On Fri, 6 Dec 2024 at 15:15, Eric Dumazet edumazet@google.com wrote:
On Fri, Dec 6, 2024 at 3:49 AM Dmitry Safonov 0x7f454c46@gmail.com wrote:
[..]
@@ -585,8 +589,14 @@ int inet_diag_dump_one_icsk(struct inet_hashinfo *hashinfo,
err = sk_diag_fill(sk, rep, cb, req, 0, net_admin); if (err < 0) {
WARN_ON(err == -EMSGSIZE); nlmsg_free(rep);
if (err == -EMSGSIZE) {
attr_size <<= 1;
if (attr_size + NLMSG_HDRLEN <=
SKB_WITH_OVERHEAD(32768)) {
cond_resched();
goto retry;
}
} goto out; } err = nlmsg_unicast(net->diag_nlsk, rep, NETLINK_CB(in_skb).portid);
To my personal taste on larger than 327 md5 keys scale, I'd prefer to see "dump may be inconsistent, retry if you need consistency" than -EMSGSIZE fail, yet userspace potentially may use the errno as a "retry" signal.
I do not yet understand this point. I will let you send a patch for further discussion.
Let me explain my view. It's based on two points: (a) TCP-MD5/AO-diag interfaces are mostly used for debugging/investigating/monitoring by tools alike ss. Without a side-synchronisation, they can't be used by BGP or other tools/tests to make decisions as the socket is controlled by another process and the resulting dump may be incomplete, inconsistent or outdated. (b) The current default of optmem_max limit (128Kb) allows to allocate on a socket 655 TCP-AO keys and even more TCP-MD5 keys. Some of Arista's customers (I'd guess the same for other BGP users) have 1000 peers (for MD5 it's one key per peer on a listen socket, for AO might be higher).

### MATERIAL SUPPLIED

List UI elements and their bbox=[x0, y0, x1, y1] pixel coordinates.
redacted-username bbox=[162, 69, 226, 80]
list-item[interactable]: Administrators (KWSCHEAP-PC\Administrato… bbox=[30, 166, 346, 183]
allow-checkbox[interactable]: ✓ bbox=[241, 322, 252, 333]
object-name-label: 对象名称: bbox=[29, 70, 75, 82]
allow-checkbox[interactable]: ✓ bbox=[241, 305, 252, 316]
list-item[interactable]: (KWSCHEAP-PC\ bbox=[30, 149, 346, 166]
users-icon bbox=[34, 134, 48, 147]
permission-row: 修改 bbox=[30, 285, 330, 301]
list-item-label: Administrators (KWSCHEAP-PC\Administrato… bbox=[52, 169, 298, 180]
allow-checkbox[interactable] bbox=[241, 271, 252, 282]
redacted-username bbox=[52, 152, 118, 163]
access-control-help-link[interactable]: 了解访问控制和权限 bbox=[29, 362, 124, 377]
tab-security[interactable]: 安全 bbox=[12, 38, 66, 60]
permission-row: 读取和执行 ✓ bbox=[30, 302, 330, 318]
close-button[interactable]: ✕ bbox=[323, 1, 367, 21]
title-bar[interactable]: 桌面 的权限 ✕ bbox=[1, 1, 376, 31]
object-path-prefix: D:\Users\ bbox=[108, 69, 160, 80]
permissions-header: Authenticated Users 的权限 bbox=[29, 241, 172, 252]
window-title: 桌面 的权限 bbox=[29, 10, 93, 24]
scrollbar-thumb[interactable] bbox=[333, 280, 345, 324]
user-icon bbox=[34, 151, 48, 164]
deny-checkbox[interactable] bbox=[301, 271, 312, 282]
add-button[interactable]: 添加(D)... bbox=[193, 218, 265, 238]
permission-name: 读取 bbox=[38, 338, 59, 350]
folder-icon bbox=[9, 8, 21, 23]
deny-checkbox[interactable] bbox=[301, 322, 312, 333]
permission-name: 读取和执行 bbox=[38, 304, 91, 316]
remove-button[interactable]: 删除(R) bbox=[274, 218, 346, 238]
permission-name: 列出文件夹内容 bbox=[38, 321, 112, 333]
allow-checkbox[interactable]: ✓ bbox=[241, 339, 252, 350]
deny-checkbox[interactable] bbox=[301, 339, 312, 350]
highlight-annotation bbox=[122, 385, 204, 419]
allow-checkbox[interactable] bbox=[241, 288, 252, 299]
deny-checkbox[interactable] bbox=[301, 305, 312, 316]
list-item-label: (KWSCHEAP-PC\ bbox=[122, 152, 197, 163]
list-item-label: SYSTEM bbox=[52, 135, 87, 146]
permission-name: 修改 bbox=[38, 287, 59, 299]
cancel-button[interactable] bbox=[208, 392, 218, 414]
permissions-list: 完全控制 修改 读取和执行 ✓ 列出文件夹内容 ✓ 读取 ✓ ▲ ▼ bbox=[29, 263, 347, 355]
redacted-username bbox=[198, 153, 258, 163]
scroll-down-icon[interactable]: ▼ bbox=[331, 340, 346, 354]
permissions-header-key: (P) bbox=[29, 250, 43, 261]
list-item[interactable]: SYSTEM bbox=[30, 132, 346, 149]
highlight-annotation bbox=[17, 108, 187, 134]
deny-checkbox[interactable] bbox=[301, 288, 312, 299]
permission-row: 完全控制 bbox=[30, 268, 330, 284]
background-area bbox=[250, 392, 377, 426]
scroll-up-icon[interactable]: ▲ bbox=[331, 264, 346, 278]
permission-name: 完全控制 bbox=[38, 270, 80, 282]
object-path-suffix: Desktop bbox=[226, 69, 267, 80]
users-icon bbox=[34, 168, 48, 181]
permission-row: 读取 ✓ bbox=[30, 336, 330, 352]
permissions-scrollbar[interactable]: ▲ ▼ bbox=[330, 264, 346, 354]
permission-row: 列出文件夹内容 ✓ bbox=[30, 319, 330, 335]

### REQUIRED TASKS
a. According to the mailing-list thread, how many TCP-AO keys can be allocated on a socket under the default optmem_max limit?
b. Write out the mailing-list thread word for word from "Let me explain" to "might be higher).".
c. Continue the mailing-list thread about TCP-MD5 and TCP-AO diagnostics from where it stops.
The material is separate from the mailing-list thread.

### ANSWERS TO THE EXERCISES
a. 655 TCP-AO keys.

b.
Let me explain my view. It's based on two points: (a) TCP-MD5/AO-diag interfaces are mostly used for debugging/investigating/monitoring by tools alike ss. Without a side-synchronisation, they can't be used by BGP or other tools/tests to make decisions as the socket is controlled by another process and the resulting dump may be incomplete, inconsistent or outdated. (b) The current default of optmem_max limit (128Kb) allows to allocate on a socket 655 TCP-AO keys and even more TCP-MD5 keys. Some of Arista's customers (I'd guess the same for other BGP users) have 1000 peers (for MD5 it's one key per peer on a listen socket, for AO might be higher).

c.
I think the situation that's being addressed here is a race and potentially it's rare to hit (I have to run a reproducer in a loop to hit it). That's why in my view a re-try jump is too big of a hammer. And failing with -EMSGSIZE on 327+ keys scale sounds slighly worse than just marking the resulting dump as inconsistent and letting the user decide if he wants to re-run the dump or if the dump is "good enough" to get a sense of the situation. I would even say "the dump is inconsistent" has its value as a signal that the keys on a socket change right now, which may be useful.
Regarding the patch, my attempt was in this thread: https://lore.kernel.org/all/20241113-tcp-md5-diag-prep-v2-1-00a2a7feb1fa@gma...
However, I should note that I'm fine with either of the approaches (userspace to retry on EMSGSIZE or to get an inconsistent dump and decide what to do with that). I'm somewhat looking forward to switching to problems (1)/(3)/(4) from the cover-letter and adding TCP-AO-diag, rather than being stuck arguing about what's the best solution for quite a rare race :-)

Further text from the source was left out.